PROBLEM DESCRIPTION = Write down each entry again, exactly as it reads.

PROVIDED DATA =
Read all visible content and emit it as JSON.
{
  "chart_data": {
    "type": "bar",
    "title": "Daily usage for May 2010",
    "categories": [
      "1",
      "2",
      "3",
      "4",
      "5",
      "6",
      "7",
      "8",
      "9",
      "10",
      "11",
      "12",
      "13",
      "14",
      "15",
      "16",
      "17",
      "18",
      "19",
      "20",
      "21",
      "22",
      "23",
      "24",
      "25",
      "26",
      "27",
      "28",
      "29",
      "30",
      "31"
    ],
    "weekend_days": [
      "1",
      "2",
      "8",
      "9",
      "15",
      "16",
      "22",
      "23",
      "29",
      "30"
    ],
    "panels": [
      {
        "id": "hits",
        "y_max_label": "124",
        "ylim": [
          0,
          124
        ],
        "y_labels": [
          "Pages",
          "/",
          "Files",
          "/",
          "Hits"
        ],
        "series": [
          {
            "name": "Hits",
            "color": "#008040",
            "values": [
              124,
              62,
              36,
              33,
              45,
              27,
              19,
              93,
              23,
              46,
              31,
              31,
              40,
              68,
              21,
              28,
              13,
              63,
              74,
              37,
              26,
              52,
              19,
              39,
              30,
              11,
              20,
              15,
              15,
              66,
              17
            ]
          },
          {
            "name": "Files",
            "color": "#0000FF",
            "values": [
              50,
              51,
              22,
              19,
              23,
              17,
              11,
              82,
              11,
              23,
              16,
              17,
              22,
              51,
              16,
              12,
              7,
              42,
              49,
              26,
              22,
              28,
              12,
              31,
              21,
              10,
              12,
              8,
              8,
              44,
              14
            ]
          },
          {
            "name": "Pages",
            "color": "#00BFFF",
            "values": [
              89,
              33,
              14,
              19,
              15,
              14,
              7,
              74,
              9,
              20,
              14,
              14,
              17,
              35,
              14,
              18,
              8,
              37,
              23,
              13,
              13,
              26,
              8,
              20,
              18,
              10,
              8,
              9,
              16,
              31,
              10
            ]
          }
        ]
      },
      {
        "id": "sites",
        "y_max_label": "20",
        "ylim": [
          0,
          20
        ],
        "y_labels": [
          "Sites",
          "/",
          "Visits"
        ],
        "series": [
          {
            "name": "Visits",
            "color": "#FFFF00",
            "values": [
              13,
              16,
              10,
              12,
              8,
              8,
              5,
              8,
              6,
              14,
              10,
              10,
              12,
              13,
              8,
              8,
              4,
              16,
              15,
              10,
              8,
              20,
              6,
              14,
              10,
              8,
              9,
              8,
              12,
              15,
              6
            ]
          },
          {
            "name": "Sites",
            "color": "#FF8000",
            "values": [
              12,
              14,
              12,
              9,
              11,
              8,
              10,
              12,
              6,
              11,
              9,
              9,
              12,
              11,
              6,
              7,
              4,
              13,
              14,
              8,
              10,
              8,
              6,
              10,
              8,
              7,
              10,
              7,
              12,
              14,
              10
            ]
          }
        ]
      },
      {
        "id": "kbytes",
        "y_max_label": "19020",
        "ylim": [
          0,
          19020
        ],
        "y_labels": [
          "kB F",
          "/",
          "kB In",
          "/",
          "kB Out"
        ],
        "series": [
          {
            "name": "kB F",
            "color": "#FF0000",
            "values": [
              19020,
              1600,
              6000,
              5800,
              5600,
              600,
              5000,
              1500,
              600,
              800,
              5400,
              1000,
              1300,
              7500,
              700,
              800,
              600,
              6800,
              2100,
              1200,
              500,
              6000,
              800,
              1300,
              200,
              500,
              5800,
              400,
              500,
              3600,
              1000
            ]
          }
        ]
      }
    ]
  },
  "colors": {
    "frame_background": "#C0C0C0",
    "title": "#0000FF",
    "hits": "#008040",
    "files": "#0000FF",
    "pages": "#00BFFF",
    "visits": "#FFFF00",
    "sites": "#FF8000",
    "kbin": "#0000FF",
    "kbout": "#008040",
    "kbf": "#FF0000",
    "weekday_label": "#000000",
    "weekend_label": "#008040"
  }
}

EXERCISE OUTPUT =
Read all visible content and emit it as JSON.
{
  "chart_data": {
    "type": "bar",
    "title": "Daily usage for May 2010",
    "categories": [
      "1",
      "2",
      "3",
      "4",
      "5",
      "6",
      "7",
      "8",
      "9",
      "10",
      "11",
      "12",
      "13",
      "14",
      "15",
      "16",
      "17",
      "18",
      "19",
      "20",
      "21",
      "22",
      "23",
      "24",
      "25",
      "26",
      "27",
      "28",
      "29",
      "30",
      "31"
    ],
    "weekend_days": [
      "1",
      "2",
      "8",
      "9",
      "15",
      "16",
      "22",
      "23",
      "29",
      "30"
    ],
    "panels": [
      {
        "id": "hits",
        "y_max_label": "124",
        "ylim": [
          0,
          124
        ],
        "y_labels": [
          "Pages",
          "/",
          "Files",
          "/",
          "Hits"
        ],
        "series": [
          {
            "name": "Hits",
            "color": "#008040",
            "values": [
              124,
              62,
              36,
              33,
              45,
              27,
              19,
              93,
              23,
              46,
              31,
              31,
              40,
              68,
              21,
              28,
              13,
              63,
              74,
              37,
              26,
              52,
              19,
              39,
              30,
              11,
              20,
              15,
              15,
              66,
              17
            ]
          },
          {
            "name": "Files",
            "color": "#0000FF",
            "values": [
              50,
              51,
              22,
              19,
              23,
              17,
              11,
              82,
              11,
              23,
              16,
              17,
              22,
              51,
              16,
              12,
              7,
              42,
              49,
              26,
              22,
              28,
              12,
              31,
              21,
              10,
              12,
              8,
              8,
              44,
              14
            ]
          },
          {
            "name": "Pages",
            "color": "#00BFFF",
            "values": [
              89,
              33,
              14,
              19,
              15,
              14,
              7,
              74,
              9,
              20,
              14,
              14,
              17,
              35,
              14,
              18,
              8,
              37,
              23,
              13,
              13,
              26,
              8,
              20,
              18,
              10,
              8,
              9,
              16,
              31,
              10
            ]
          }
        ]
      },
      {
        "id": "sites",
        "y_max_label": "20",
        "ylim": [
          0,
          20
        ],
        "y_labels": [
          "Sites",
          "/",
          "Visits"
        ],
        "series": [
          {
            "name": "Visits",
            "color": "#FFFF00",
            "values": [
              13,
              16,
              10,
              12,
              8,
              8,
              5,
              8,
              6,
              14,
              10,
              10,
              12,
              13,
              8,
              8,
              4,
              16,
              15,
              10,
              8,
              20,
              6,
              14,
              10,
              8,
              9,
              8,
              12,
              15,
              6
            ]
          },
          {
            "name": "Sites",
            "color": "#FF8000",
            "values": [
              12,
              14,
              12,
              9,
              11,
              8,
              10,
              12,
              6,
              11,
              9,
              9,
              12,
              11,
              6,
              7,
              4,
              13,
              14,
              8,
              10,
              8,
              6,
              10,
              8,
              7,
              10,
              7,
              12,
              14,
              10
            ]
          }
        ]
      },
      {
        "id": "kbytes",
        "y_max_label": "19020",
        "ylim": [
          0,
          19020
        ],
        "y_labels": [
          "kB F",
          "/",
          "kB In",
          "/",
          "kB Out"
        ],
        "series": [
          {
            "name": "kB F",
            "color": "#FF0000",
            "values": [
              19020,
              1600,
              6000,
              5800,
              5600,
              600,
              5000,
              1500,
              600,
              800,
              5400,
              1000,
              1300,
              7500,
              700,
              800,
              600,
              6800,
              2100,
              1200,
              500,
              6000,
              800,
              1300,
              200,
              500,
              5800,
              400,
              500,
              3600,
              1000
            ]
          }
        ]
      }
    ]
  },
  "colors": {
    "frame_background": "#C0C0C0",
    "title": "#0000FF",
    "hits": "#008040",
    "files": "#0000FF",
    "pages": "#00BFFF",
    "visits": "#FFFF00",
    "sites": "#FF8000",
    "kbin": "#0000FF",
    "kbout": "#008040",
    "kbf": "#FF0000",
    "weekday_label": "#000000",
    "weekend_label": "#008040"
  }
}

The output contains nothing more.